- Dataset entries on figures
-*-

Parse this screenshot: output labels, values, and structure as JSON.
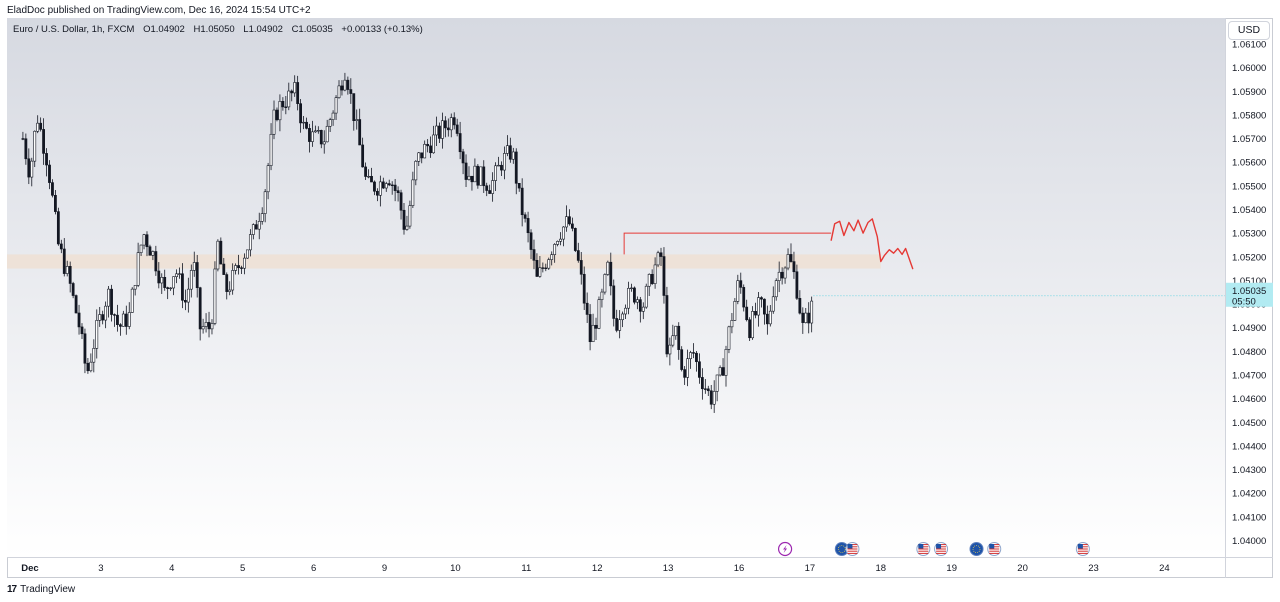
{
  "publisher_line": "EladDoc published on TradingView.com, Dec 16, 2024 15:54 UTC+2",
  "symbol": {
    "name": "Euro / U.S. Dollar, 1h, FXCM",
    "open": "O1.04902",
    "high": "H1.05050",
    "low": "L1.04902",
    "close": "C1.05035",
    "change": "+0.00133 (+0.13%)"
  },
  "currency_button": "USD",
  "price_label": {
    "value": "1.05035",
    "countdown": "05:50"
  },
  "footer": {
    "logo_icon": "tradingview-logo-icon",
    "brand": "TradingView"
  },
  "colors": {
    "candle": "#131722",
    "zone": "#efe1d3",
    "drawing": "#e53935",
    "price_label_bg": "#b2ebf2",
    "lightning_icon": "#9c27b0",
    "flag_blue": "#1e53a8",
    "flag_red": "#d32f2f"
  },
  "chart_data": {
    "type": "candlestick",
    "timeframe": "1h",
    "y_ticks": [
      "1.06100",
      "1.06000",
      "1.05900",
      "1.05800",
      "1.05700",
      "1.05600",
      "1.05500",
      "1.05400",
      "1.05300",
      "1.05200",
      "1.05100",
      "1.05000",
      "1.04900",
      "1.04800",
      "1.04700",
      "1.04600",
      "1.04500",
      "1.04400",
      "1.04300",
      "1.04200",
      "1.04100",
      "1.04000"
    ],
    "ylim": [
      1.0393,
      1.0621
    ],
    "x_ticks": [
      {
        "label": "Dec",
        "day": 2,
        "bold": true
      },
      {
        "label": "3",
        "day": 3
      },
      {
        "label": "4",
        "day": 4
      },
      {
        "label": "5",
        "day": 5
      },
      {
        "label": "6",
        "day": 6
      },
      {
        "label": "9",
        "day": 7
      },
      {
        "label": "10",
        "day": 8
      },
      {
        "label": "11",
        "day": 9
      },
      {
        "label": "12",
        "day": 10
      },
      {
        "label": "13",
        "day": 11
      },
      {
        "label": "16",
        "day": 12
      },
      {
        "label": "17",
        "day": 13
      },
      {
        "label": "18",
        "day": 14
      },
      {
        "label": "19",
        "day": 15
      },
      {
        "label": "20",
        "day": 16
      },
      {
        "label": "23",
        "day": 17
      },
      {
        "label": "24",
        "day": 18
      }
    ],
    "price_path": [
      [
        1.9,
        1.057
      ],
      [
        2.0,
        1.0555
      ],
      [
        2.1,
        1.058
      ],
      [
        2.25,
        1.056
      ],
      [
        2.4,
        1.0525
      ],
      [
        2.55,
        1.051
      ],
      [
        2.7,
        1.049
      ],
      [
        2.8,
        1.047
      ],
      [
        2.95,
        1.049
      ],
      [
        3.1,
        1.0505
      ],
      [
        3.25,
        1.049
      ],
      [
        3.4,
        1.0495
      ],
      [
        3.5,
        1.0515
      ],
      [
        3.6,
        1.053
      ],
      [
        3.75,
        1.052
      ],
      [
        3.9,
        1.0505
      ],
      [
        4.05,
        1.0515
      ],
      [
        4.2,
        1.05
      ],
      [
        4.3,
        1.052
      ],
      [
        4.4,
        1.049
      ],
      [
        4.55,
        1.049
      ],
      [
        4.65,
        1.0525
      ],
      [
        4.75,
        1.0505
      ],
      [
        4.85,
        1.051
      ],
      [
        5.0,
        1.052
      ],
      [
        5.15,
        1.053
      ],
      [
        5.3,
        1.0545
      ],
      [
        5.45,
        1.058
      ],
      [
        5.55,
        1.0585
      ],
      [
        5.75,
        1.059
      ],
      [
        5.85,
        1.0575
      ],
      [
        6.0,
        1.057
      ],
      [
        6.15,
        1.057
      ],
      [
        6.3,
        1.0585
      ],
      [
        6.45,
        1.06
      ],
      [
        6.6,
        1.0575
      ],
      [
        6.75,
        1.055
      ],
      [
        6.9,
        1.055
      ],
      [
        7.05,
        1.0555
      ],
      [
        7.2,
        1.0545
      ],
      [
        7.3,
        1.053
      ],
      [
        7.45,
        1.056
      ],
      [
        7.55,
        1.0565
      ],
      [
        7.7,
        1.057
      ],
      [
        7.85,
        1.0575
      ],
      [
        8.0,
        1.058
      ],
      [
        8.15,
        1.0555
      ],
      [
        8.3,
        1.0555
      ],
      [
        8.5,
        1.055
      ],
      [
        8.65,
        1.056
      ],
      [
        8.8,
        1.0565
      ],
      [
        8.9,
        1.0545
      ],
      [
        9.05,
        1.0525
      ],
      [
        9.15,
        1.051
      ],
      [
        9.3,
        1.052
      ],
      [
        9.45,
        1.053
      ],
      [
        9.6,
        1.0535
      ],
      [
        9.75,
        1.0515
      ],
      [
        9.9,
        1.0485
      ],
      [
        10.05,
        1.05
      ],
      [
        10.15,
        1.0515
      ],
      [
        10.25,
        1.049
      ],
      [
        10.35,
        1.05
      ],
      [
        10.5,
        1.0505
      ],
      [
        10.65,
        1.05
      ],
      [
        10.8,
        1.0515
      ],
      [
        10.9,
        1.052
      ],
      [
        11.0,
        1.0475
      ],
      [
        11.1,
        1.049
      ],
      [
        11.2,
        1.047
      ],
      [
        11.35,
        1.048
      ],
      [
        11.45,
        1.047
      ],
      [
        11.6,
        1.046
      ],
      [
        11.75,
        1.047
      ],
      [
        11.9,
        1.0495
      ],
      [
        12.0,
        1.051
      ],
      [
        12.15,
        1.049
      ],
      [
        12.3,
        1.05
      ],
      [
        12.4,
        1.049
      ],
      [
        12.5,
        1.051
      ],
      [
        12.6,
        1.0515
      ],
      [
        12.7,
        1.052
      ],
      [
        12.8,
        1.051
      ],
      [
        12.9,
        1.049
      ],
      [
        13.05,
        1.05
      ]
    ],
    "annotations": {
      "sr_zone": {
        "y_low": 1.0515,
        "y_high": 1.0521,
        "x_start": 1.9,
        "x_end": 14.0
      },
      "level_line": {
        "y": 1.053,
        "x_start": 10.38,
        "x_end": 13.3
      },
      "projection_path": [
        [
          13.3,
          1.0527
        ],
        [
          13.35,
          1.0534
        ],
        [
          13.42,
          1.0535
        ],
        [
          13.48,
          1.0529
        ],
        [
          13.55,
          1.05345
        ],
        [
          13.62,
          1.0531
        ],
        [
          13.68,
          1.05355
        ],
        [
          13.75,
          1.053
        ],
        [
          13.82,
          1.05345
        ],
        [
          13.88,
          1.0536
        ],
        [
          13.95,
          1.05285
        ],
        [
          14.0,
          1.0518
        ],
        [
          14.05,
          1.05205
        ],
        [
          14.12,
          1.0523
        ],
        [
          14.18,
          1.05215
        ],
        [
          14.24,
          1.05235
        ],
        [
          14.3,
          1.0521
        ],
        [
          14.35,
          1.05235
        ],
        [
          14.45,
          1.0515
        ]
      ]
    },
    "events": [
      {
        "day": 12.65,
        "icon": "lightning-icon"
      },
      {
        "day": 13.45,
        "icon": "eu-flag-icon"
      },
      {
        "day": 13.6,
        "icon": "us-flag-icon"
      },
      {
        "day": 14.6,
        "icon": "us-flag-icon"
      },
      {
        "day": 14.85,
        "icon": "us-flag-icon"
      },
      {
        "day": 15.35,
        "icon": "eu-flag-icon"
      },
      {
        "day": 15.6,
        "icon": "us-flag-icon"
      },
      {
        "day": 16.85,
        "icon": "us-flag-icon"
      }
    ]
  }
}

-*-

- Your goal
Leave the pictures out and print the records above exactly as they stand.

- Written reply
Parse this screenshot: output labels, values, and structure as JSON.
{
  "publisher_line": "EladDoc published on TradingView.com, Dec 16, 2024 15:54 UTC+2",
  "symbol": {
    "name": "Euro / U.S. Dollar, 1h, FXCM",
    "open": "O1.04902",
    "high": "H1.05050",
    "low": "L1.04902",
    "close": "C1.05035",
    "change": "+0.00133 (+0.13%)"
  },
  "currency_button": "USD",
  "price_label": {
    "value": "1.05035",
    "countdown": "05:50"
  },
  "footer": {
    "logo_icon": "tradingview-logo-icon",
    "brand": "TradingView"
  },
  "colors": {
    "candle": "#131722",
    "zone": "#efe1d3",
    "drawing": "#e53935",
    "price_label_bg": "#b2ebf2",
    "lightning_icon": "#9c27b0",
    "flag_blue": "#1e53a8",
    "flag_red": "#d32f2f"
  },
  "chart_data": {
    "type": "candlestick",
    "timeframe": "1h",
    "y_ticks": [
      "1.06100",
      "1.06000",
      "1.05900",
      "1.05800",
      "1.05700",
      "1.05600",
      "1.05500",
      "1.05400",
      "1.05300",
      "1.05200",
      "1.05100",
      "1.05000",
      "1.04900",
      "1.04800",
      "1.04700",
      "1.04600",
      "1.04500",
      "1.04400",
      "1.04300",
      "1.04200",
      "1.04100",
      "1.04000"
    ],
    "ylim": [
      1.0393,
      1.0621
    ],
    "x_ticks": [
      {
        "label": "Dec",
        "day": 2,
        "bold": true
      },
      {
        "label": "3",
        "day": 3
      },
      {
        "label": "4",
        "day": 4
      },
      {
        "label": "5",
        "day": 5
      },
      {
        "label": "6",
        "day": 6
      },
      {
        "label": "9",
        "day": 7
      },
      {
        "label": "10",
        "day": 8
      },
      {
        "label": "11",
        "day": 9
      },
      {
        "label": "12",
        "day": 10
      },
      {
        "label": "13",
        "day": 11
      },
      {
        "label": "16",
        "day": 12
      },
      {
        "label": "17",
        "day": 13
      },
      {
        "label": "18",
        "day": 14
      },
      {
        "label": "19",
        "day": 15
      },
      {
        "label": "20",
        "day": 16
      },
      {
        "label": "23",
        "day": 17
      },
      {
        "label": "24",
        "day": 18
      }
    ],
    "price_path": [
      [
        1.9,
        1.057
      ],
      [
        2.0,
        1.0555
      ],
      [
        2.1,
        1.058
      ],
      [
        2.25,
        1.056
      ],
      [
        2.4,
        1.0525
      ],
      [
        2.55,
        1.051
      ],
      [
        2.7,
        1.049
      ],
      [
        2.8,
        1.047
      ],
      [
        2.95,
        1.049
      ],
      [
        3.1,
        1.0505
      ],
      [
        3.25,
        1.049
      ],
      [
        3.4,
        1.0495
      ],
      [
        3.5,
        1.0515
      ],
      [
        3.6,
        1.053
      ],
      [
        3.75,
        1.052
      ],
      [
        3.9,
        1.0505
      ],
      [
        4.05,
        1.0515
      ],
      [
        4.2,
        1.05
      ],
      [
        4.3,
        1.052
      ],
      [
        4.4,
        1.049
      ],
      [
        4.55,
        1.049
      ],
      [
        4.65,
        1.0525
      ],
      [
        4.75,
        1.0505
      ],
      [
        4.85,
        1.051
      ],
      [
        5.0,
        1.052
      ],
      [
        5.15,
        1.053
      ],
      [
        5.3,
        1.0545
      ],
      [
        5.45,
        1.058
      ],
      [
        5.55,
        1.0585
      ],
      [
        5.75,
        1.059
      ],
      [
        5.85,
        1.0575
      ],
      [
        6.0,
        1.057
      ],
      [
        6.15,
        1.057
      ],
      [
        6.3,
        1.0585
      ],
      [
        6.45,
        1.06
      ],
      [
        6.6,
        1.0575
      ],
      [
        6.75,
        1.055
      ],
      [
        6.9,
        1.055
      ],
      [
        7.05,
        1.0555
      ],
      [
        7.2,
        1.0545
      ],
      [
        7.3,
        1.053
      ],
      [
        7.45,
        1.056
      ],
      [
        7.55,
        1.0565
      ],
      [
        7.7,
        1.057
      ],
      [
        7.85,
        1.0575
      ],
      [
        8.0,
        1.058
      ],
      [
        8.15,
        1.0555
      ],
      [
        8.3,
        1.0555
      ],
      [
        8.5,
        1.055
      ],
      [
        8.65,
        1.056
      ],
      [
        8.8,
        1.0565
      ],
      [
        8.9,
        1.0545
      ],
      [
        9.05,
        1.0525
      ],
      [
        9.15,
        1.051
      ],
      [
        9.3,
        1.052
      ],
      [
        9.45,
        1.053
      ],
      [
        9.6,
        1.0535
      ],
      [
        9.75,
        1.0515
      ],
      [
        9.9,
        1.0485
      ],
      [
        10.05,
        1.05
      ],
      [
        10.15,
        1.0515
      ],
      [
        10.25,
        1.049
      ],
      [
        10.35,
        1.05
      ],
      [
        10.5,
        1.0505
      ],
      [
        10.65,
        1.05
      ],
      [
        10.8,
        1.0515
      ],
      [
        10.9,
        1.052
      ],
      [
        11.0,
        1.0475
      ],
      [
        11.1,
        1.049
      ],
      [
        11.2,
        1.047
      ],
      [
        11.35,
        1.048
      ],
      [
        11.45,
        1.047
      ],
      [
        11.6,
        1.046
      ],
      [
        11.75,
        1.047
      ],
      [
        11.9,
        1.0495
      ],
      [
        12.0,
        1.051
      ],
      [
        12.15,
        1.049
      ],
      [
        12.3,
        1.05
      ],
      [
        12.4,
        1.049
      ],
      [
        12.5,
        1.051
      ],
      [
        12.6,
        1.0515
      ],
      [
        12.7,
        1.052
      ],
      [
        12.8,
        1.051
      ],
      [
        12.9,
        1.049
      ],
      [
        13.05,
        1.05
      ]
    ],
    "annotations": {
      "sr_zone": {
        "y_low": 1.0515,
        "y_high": 1.0521,
        "x_start": 1.9,
        "x_end": 14.0
      },
      "level_line": {
        "y": 1.053,
        "x_start": 10.38,
        "x_end": 13.3
      },
      "projection_path": [
        [
          13.3,
          1.0527
        ],
        [
          13.35,
          1.0534
        ],
        [
          13.42,
          1.0535
        ],
        [
          13.48,
          1.0529
        ],
        [
          13.55,
          1.05345
        ],
        [
          13.62,
          1.0531
        ],
        [
          13.68,
          1.05355
        ],
        [
          13.75,
          1.053
        ],
        [
          13.82,
          1.05345
        ],
        [
          13.88,
          1.0536
        ],
        [
          13.95,
          1.05285
        ],
        [
          14.0,
          1.0518
        ],
        [
          14.05,
          1.05205
        ],
        [
          14.12,
          1.0523
        ],
        [
          14.18,
          1.05215
        ],
        [
          14.24,
          1.05235
        ],
        [
          14.3,
          1.0521
        ],
        [
          14.35,
          1.05235
        ],
        [
          14.45,
          1.0515
        ]
      ]
    },
    "events": [
      {
        "day": 12.65,
        "icon": "lightning-icon"
      },
      {
        "day": 13.45,
        "icon": "eu-flag-icon"
      },
      {
        "day": 13.6,
        "icon": "us-flag-icon"
      },
      {
        "day": 14.6,
        "icon": "us-flag-icon"
      },
      {
        "day": 14.85,
        "icon": "us-flag-icon"
      },
      {
        "day": 15.35,
        "icon": "eu-flag-icon"
      },
      {
        "day": 15.6,
        "icon": "us-flag-icon"
      },
      {
        "day": 16.85,
        "icon": "us-flag-icon"
      }
    ]
  }
}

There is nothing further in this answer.